- DATASET RECORDS -

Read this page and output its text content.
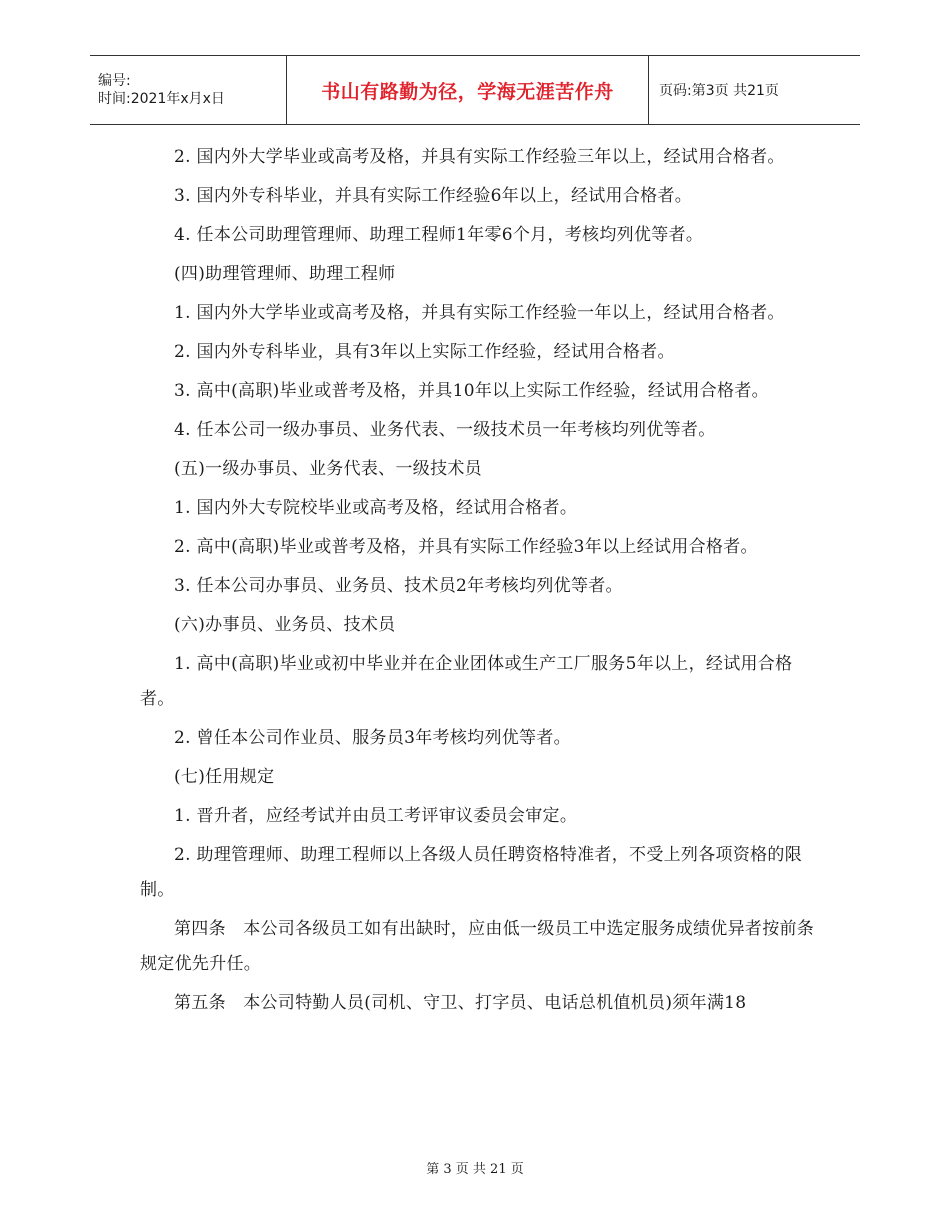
编号:
时间:2021年x月x日	书山有路勤为径，学海无涯苦作舟	页码:第3页 共21页

2. 国内外大学毕业或高考及格，并具有实际工作经验三年以上，经试用合格者。

3. 国内外专科毕业，并具有实际工作经验6年以上，经试用合格者。

4. 任本公司助理管理师、助理工程师1年零6个月，考核均列优等者。

(四)助理管理师、助理工程师

1. 国内外大学毕业或高考及格，并具有实际工作经验一年以上，经试用合格者。

2. 国内外专科毕业，具有3年以上实际工作经验，经试用合格者。

3. 高中(高职)毕业或普考及格，并具10年以上实际工作经验，经试用合格者。

4. 任本公司一级办事员、业务代表、一级技术员一年考核均列优等者。

(五)一级办事员、业务代表、一级技术员

1. 国内外大专院校毕业或高考及格，经试用合格者。

2. 高中(高职)毕业或普考及格，并具有实际工作经验3年以上经试用合格者。

3. 任本公司办事员、业务员、技术员2年考核均列优等者。

(六)办事员、业务员、技术员

1. 高中(高职)毕业或初中毕业并在企业团体或生产工厂服务5年以上，经试用合格者。

2. 曾任本公司作业员、服务员3年考核均列优等者。

(七)任用规定

1. 晋升者，应经考试并由员工考评审议委员会审定。

2. 助理管理师、助理工程师以上各级人员任聘资格特准者，不受上列各项资格的限制。

第四条　本公司各级员工如有出缺时，应由低一级员工中选定服务成绩优异者按前条规定优先升任。

第五条　本公司特勤人员(司机、守卫、打字员、电话总机值机员)须年满18

第 3 页 共 21 页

- TASK GOAL -
The records above need to be restated word for word, with the pictures left out.

- SOLUTION FOR THIS TASK -
Read this page and output its text content.
编号:
时间:2021年x月x日	书山有路勤为径，学海无涯苦作舟	页码:第3页 共21页

2. 国内外大学毕业或高考及格，并具有实际工作经验三年以上，经试用合格者。

3. 国内外专科毕业，并具有实际工作经验6年以上，经试用合格者。

4. 任本公司助理管理师、助理工程师1年零6个月，考核均列优等者。

(四)助理管理师、助理工程师

1. 国内外大学毕业或高考及格，并具有实际工作经验一年以上，经试用合格者。

2. 国内外专科毕业，具有3年以上实际工作经验，经试用合格者。

3. 高中(高职)毕业或普考及格，并具10年以上实际工作经验，经试用合格者。

4. 任本公司一级办事员、业务代表、一级技术员一年考核均列优等者。

(五)一级办事员、业务代表、一级技术员

1. 国内外大专院校毕业或高考及格，经试用合格者。

2. 高中(高职)毕业或普考及格，并具有实际工作经验3年以上经试用合格者。

3. 任本公司办事员、业务员、技术员2年考核均列优等者。

(六)办事员、业务员、技术员

1. 高中(高职)毕业或初中毕业并在企业团体或生产工厂服务5年以上，经试用合格者。

2. 曾任本公司作业员、服务员3年考核均列优等者。

(七)任用规定

1. 晋升者，应经考试并由员工考评审议委员会审定。

2. 助理管理师、助理工程师以上各级人员任聘资格特准者，不受上列各项资格的限制。

第四条　本公司各级员工如有出缺时，应由低一级员工中选定服务成绩优异者按前条规定优先升任。

第五条　本公司特勤人员(司机、守卫、打字员、电话总机值机员)须年满18

第 3 页 共 21 页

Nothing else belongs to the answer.